■ Directions
Scan the following material for the string "kind" and copy each line in which it appears.

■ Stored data
□ □ □

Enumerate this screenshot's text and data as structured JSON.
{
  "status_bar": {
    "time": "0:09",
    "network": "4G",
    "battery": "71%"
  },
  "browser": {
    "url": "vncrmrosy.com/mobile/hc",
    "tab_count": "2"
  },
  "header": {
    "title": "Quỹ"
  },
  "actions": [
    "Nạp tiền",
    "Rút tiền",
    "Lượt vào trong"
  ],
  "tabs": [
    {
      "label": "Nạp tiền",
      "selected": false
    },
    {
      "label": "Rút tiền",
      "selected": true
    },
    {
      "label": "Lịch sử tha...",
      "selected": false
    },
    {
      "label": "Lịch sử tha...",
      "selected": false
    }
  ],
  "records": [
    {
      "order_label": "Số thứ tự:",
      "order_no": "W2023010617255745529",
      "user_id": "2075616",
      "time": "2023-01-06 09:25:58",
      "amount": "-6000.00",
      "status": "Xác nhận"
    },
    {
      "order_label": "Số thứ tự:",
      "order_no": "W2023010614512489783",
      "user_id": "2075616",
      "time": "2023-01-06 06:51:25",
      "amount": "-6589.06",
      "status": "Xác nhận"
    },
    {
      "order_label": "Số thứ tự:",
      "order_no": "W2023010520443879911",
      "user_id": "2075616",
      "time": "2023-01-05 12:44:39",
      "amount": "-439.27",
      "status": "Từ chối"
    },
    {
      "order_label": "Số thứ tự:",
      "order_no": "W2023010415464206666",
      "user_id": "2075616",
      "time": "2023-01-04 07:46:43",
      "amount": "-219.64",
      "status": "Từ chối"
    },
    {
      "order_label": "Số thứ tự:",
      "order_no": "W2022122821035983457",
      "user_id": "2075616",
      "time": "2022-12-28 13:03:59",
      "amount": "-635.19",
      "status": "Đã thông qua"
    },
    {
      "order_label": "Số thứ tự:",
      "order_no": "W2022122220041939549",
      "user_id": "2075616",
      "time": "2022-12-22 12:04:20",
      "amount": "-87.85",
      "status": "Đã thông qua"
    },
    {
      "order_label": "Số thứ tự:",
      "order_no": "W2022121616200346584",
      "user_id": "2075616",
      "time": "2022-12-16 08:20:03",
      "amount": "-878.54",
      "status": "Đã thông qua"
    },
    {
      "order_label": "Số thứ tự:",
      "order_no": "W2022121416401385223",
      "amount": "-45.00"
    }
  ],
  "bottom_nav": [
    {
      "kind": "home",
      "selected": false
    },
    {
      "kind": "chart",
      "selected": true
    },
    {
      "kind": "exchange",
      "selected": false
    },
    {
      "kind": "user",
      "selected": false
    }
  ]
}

□ □ □

■ Solution below
      "kind": "home",
      "kind": "chart",
      "kind": "exchange",
      "kind": "user",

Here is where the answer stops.